**YOUR OBJECTIVE:** Each record below should appear again exactly as written.

**MATERIAL TO PROCESS:**
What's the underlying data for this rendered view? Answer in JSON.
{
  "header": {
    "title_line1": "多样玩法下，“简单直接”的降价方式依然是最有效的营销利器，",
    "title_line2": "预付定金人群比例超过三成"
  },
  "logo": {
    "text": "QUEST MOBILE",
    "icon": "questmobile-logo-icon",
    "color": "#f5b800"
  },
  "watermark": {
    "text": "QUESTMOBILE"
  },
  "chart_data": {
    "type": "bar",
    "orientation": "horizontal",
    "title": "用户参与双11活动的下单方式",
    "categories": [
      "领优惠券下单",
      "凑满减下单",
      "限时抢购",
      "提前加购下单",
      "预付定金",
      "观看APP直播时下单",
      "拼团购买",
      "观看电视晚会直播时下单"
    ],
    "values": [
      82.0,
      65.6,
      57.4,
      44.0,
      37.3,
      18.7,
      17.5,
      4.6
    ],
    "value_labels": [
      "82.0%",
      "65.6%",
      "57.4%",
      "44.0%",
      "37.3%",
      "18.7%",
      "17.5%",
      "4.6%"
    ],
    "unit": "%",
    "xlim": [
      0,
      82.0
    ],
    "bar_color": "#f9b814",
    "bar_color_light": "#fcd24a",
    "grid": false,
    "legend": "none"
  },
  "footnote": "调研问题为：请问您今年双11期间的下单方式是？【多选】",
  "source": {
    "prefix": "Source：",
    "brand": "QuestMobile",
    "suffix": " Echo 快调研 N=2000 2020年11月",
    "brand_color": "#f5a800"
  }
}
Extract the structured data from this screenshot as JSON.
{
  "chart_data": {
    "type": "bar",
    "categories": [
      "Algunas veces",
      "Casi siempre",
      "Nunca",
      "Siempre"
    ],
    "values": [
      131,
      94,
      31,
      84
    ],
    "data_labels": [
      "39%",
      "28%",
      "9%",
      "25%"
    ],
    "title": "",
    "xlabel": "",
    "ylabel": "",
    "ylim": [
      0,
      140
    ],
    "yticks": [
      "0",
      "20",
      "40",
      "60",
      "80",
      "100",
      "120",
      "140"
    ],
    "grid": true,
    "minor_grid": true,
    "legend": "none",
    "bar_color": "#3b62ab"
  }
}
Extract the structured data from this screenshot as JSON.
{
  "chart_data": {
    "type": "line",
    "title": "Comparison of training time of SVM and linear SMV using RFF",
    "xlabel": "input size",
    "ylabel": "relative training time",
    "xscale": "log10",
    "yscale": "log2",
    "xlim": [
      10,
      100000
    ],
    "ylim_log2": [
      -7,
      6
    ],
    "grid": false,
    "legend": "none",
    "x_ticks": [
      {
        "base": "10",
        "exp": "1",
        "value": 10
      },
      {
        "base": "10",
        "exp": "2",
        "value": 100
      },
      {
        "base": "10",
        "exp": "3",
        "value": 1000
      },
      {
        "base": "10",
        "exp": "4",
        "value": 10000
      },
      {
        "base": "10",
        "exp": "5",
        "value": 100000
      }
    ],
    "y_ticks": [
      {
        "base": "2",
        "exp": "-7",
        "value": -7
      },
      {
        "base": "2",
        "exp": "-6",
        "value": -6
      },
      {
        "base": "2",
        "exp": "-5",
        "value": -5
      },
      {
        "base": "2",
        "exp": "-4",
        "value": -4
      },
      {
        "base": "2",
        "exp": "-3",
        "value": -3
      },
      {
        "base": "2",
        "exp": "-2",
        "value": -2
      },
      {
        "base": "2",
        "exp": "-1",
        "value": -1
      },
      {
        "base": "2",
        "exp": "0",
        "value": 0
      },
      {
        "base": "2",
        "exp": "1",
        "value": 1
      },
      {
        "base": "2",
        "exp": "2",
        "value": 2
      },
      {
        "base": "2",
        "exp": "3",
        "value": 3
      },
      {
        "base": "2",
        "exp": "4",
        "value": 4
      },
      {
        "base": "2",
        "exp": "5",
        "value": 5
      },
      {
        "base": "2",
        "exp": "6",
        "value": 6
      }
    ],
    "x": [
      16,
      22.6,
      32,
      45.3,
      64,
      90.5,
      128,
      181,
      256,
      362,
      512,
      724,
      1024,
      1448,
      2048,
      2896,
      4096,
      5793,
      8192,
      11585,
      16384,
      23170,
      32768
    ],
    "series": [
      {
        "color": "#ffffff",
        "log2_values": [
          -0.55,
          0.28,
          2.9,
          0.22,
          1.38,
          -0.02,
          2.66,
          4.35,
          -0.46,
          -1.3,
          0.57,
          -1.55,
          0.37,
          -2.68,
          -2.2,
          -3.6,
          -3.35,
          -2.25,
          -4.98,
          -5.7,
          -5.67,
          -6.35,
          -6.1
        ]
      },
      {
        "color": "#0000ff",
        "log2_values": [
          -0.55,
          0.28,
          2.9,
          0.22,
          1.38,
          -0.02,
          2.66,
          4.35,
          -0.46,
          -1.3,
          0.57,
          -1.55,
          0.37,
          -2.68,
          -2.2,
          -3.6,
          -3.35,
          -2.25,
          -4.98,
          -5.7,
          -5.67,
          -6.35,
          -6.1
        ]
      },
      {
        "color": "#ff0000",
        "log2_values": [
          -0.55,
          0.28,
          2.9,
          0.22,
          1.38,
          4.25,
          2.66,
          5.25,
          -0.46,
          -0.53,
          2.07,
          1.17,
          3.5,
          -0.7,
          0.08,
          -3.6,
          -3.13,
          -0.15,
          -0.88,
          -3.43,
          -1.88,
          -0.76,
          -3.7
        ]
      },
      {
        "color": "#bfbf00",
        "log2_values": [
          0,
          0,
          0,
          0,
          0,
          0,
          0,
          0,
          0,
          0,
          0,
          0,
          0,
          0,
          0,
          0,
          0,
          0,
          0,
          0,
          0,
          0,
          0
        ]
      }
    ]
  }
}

**ANSWER TO THE EXERCISE:**
What's the underlying data for this rendered view? Answer in JSON.
{
  "header": {
    "title_line1": "多样玩法下，“简单直接”的降价方式依然是最有效的营销利器，",
    "title_line2": "预付定金人群比例超过三成"
  },
  "logo": {
    "text": "QUEST MOBILE",
    "icon": "questmobile-logo-icon",
    "color": "#f5b800"
  },
  "watermark": {
    "text": "QUESTMOBILE"
  },
  "chart_data": {
    "type": "bar",
    "orientation": "horizontal",
    "title": "用户参与双11活动的下单方式",
    "categories": [
      "领优惠券下单",
      "凑满减下单",
      "限时抢购",
      "提前加购下单",
      "预付定金",
      "观看APP直播时下单",
      "拼团购买",
      "观看电视晚会直播时下单"
    ],
    "values": [
      82.0,
      65.6,
      57.4,
      44.0,
      37.3,
      18.7,
      17.5,
      4.6
    ],
    "value_labels": [
      "82.0%",
      "65.6%",
      "57.4%",
      "44.0%",
      "37.3%",
      "18.7%",
      "17.5%",
      "4.6%"
    ],
    "unit": "%",
    "xlim": [
      0,
      82.0
    ],
    "bar_color": "#f9b814",
    "bar_color_light": "#fcd24a",
    "grid": false,
    "legend": "none"
  },
  "footnote": "调研问题为：请问您今年双11期间的下单方式是？【多选】",
  "source": {
    "prefix": "Source：",
    "brand": "QuestMobile",
    "suffix": " Echo 快调研 N=2000 2020年11月",
    "brand_color": "#f5a800"
  }
}
Extract the structured data from this screenshot as JSON.
{
  "chart_data": {
    "type": "bar",
    "categories": [
      "Algunas veces",
      "Casi siempre",
      "Nunca",
      "Siempre"
    ],
    "values": [
      131,
      94,
      31,
      84
    ],
    "data_labels": [
      "39%",
      "28%",
      "9%",
      "25%"
    ],
    "title": "",
    "xlabel": "",
    "ylabel": "",
    "ylim": [
      0,
      140
    ],
    "yticks": [
      "0",
      "20",
      "40",
      "60",
      "80",
      "100",
      "120",
      "140"
    ],
    "grid": true,
    "minor_grid": true,
    "legend": "none",
    "bar_color": "#3b62ab"
  }
}
Extract the structured data from this screenshot as JSON.
{
  "chart_data": {
    "type": "line",
    "title": "Comparison of training time of SVM and linear SMV using RFF",
    "xlabel": "input size",
    "ylabel": "relative training time",
    "xscale": "log10",
    "yscale": "log2",
    "xlim": [
      10,
      100000
    ],
    "ylim_log2": [
      -7,
      6
    ],
    "grid": false,
    "legend": "none",
    "x_ticks": [
      {
        "base": "10",
        "exp": "1",
        "value": 10
      },
      {
        "base": "10",
        "exp": "2",
        "value": 100
      },
      {
        "base": "10",
        "exp": "3",
        "value": 1000
      },
      {
        "base": "10",
        "exp": "4",
        "value": 10000
      },
      {
        "base": "10",
        "exp": "5",
        "value": 100000
      }
    ],
    "y_ticks": [
      {
        "base": "2",
        "exp": "-7",
        "value": -7
      },
      {
        "base": "2",
        "exp": "-6",
        "value": -6
      },
      {
        "base": "2",
        "exp": "-5",
        "value": -5
      },
      {
        "base": "2",
        "exp": "-4",
        "value": -4
      },
      {
        "base": "2",
        "exp": "-3",
        "value": -3
      },
      {
        "base": "2",
        "exp": "-2",
        "value": -2
      },
      {
        "base": "2",
        "exp": "-1",
        "value": -1
      },
      {
        "base": "2",
        "exp": "0",
        "value": 0
      },
      {
        "base": "2",
        "exp": "1",
        "value": 1
      },
      {
        "base": "2",
        "exp": "2",
        "value": 2
      },
      {
        "base": "2",
        "exp": "3",
        "value": 3
      },
      {
        "base": "2",
        "exp": "4",
        "value": 4
      },
      {
        "base": "2",
        "exp": "5",
        "value": 5
      },
      {
        "base": "2",
        "exp": "6",
        "value": 6
      }
    ],
    "x": [
      16,
      22.6,
      32,
      45.3,
      64,
      90.5,
      128,
      181,
      256,
      362,
      512,
      724,
      1024,
      1448,
      2048,
      2896,
      4096,
      5793,
      8192,
      11585,
      16384,
      23170,
      32768
    ],
    "series": [
      {
        "color": "#ffffff",
        "log2_values": [
          -0.55,
          0.28,
          2.9,
          0.22,
          1.38,
          -0.02,
          2.66,
          4.35,
          -0.46,
          -1.3,
          0.57,
          -1.55,
          0.37,
          -2.68,
          -2.2,
          -3.6,
          -3.35,
          -2.25,
          -4.98,
          -5.7,
          -5.67,
          -6.35,
          -6.1
        ]
      },
      {
        "color": "#0000ff",
        "log2_values": [
          -0.55,
          0.28,
          2.9,
          0.22,
          1.38,
          -0.02,
          2.66,
          4.35,
          -0.46,
          -1.3,
          0.57,
          -1.55,
          0.37,
          -2.68,
          -2.2,
          -3.6,
          -3.35,
          -2.25,
          -4.98,
          -5.7,
          -5.67,
          -6.35,
          -6.1
        ]
      },
      {
        "color": "#ff0000",
        "log2_values": [
          -0.55,
          0.28,
          2.9,
          0.22,
          1.38,
          4.25,
          2.66,
          5.25,
          -0.46,
          -0.53,
          2.07,
          1.17,
          3.5,
          -0.7,
          0.08,
          -3.6,
          -3.13,
          -0.15,
          -0.88,
          -3.43,
          -1.88,
          -0.76,
          -3.7
        ]
      },
      {
        "color": "#bfbf00",
        "log2_values": [
          0,
          0,
          0,
          0,
          0,
          0,
          0,
          0,
          0,
          0,
          0,
          0,
          0,
          0,
          0,
          0,
          0,
          0,
          0,
          0,
          0,
          0,
          0
        ]
      }
    ]
  }
}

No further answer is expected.